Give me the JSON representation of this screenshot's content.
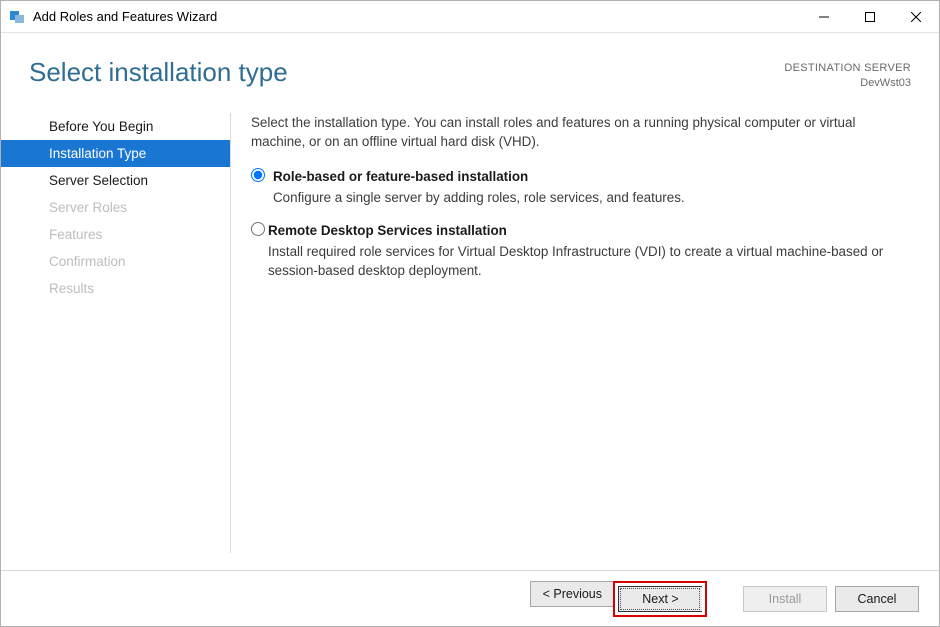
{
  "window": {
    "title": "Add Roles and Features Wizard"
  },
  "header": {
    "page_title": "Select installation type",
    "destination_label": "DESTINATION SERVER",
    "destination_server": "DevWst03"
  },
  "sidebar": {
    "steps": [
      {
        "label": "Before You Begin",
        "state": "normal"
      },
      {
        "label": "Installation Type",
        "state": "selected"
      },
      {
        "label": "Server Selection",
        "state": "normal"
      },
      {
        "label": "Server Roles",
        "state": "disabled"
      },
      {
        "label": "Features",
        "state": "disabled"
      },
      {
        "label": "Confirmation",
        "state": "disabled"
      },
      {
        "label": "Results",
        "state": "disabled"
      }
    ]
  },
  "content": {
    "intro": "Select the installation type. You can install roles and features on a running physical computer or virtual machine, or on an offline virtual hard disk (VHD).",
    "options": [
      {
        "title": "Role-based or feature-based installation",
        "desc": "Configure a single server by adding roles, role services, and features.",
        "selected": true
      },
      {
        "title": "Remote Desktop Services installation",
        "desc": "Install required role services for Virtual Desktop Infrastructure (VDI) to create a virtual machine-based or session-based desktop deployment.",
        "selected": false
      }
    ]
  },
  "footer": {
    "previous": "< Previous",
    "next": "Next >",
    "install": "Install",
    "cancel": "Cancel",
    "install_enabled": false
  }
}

# STATED GOAL
Where a line above contains the word "false", copy that line.

# TASK RESPONSE
        "selected": false
    "install_enabled": false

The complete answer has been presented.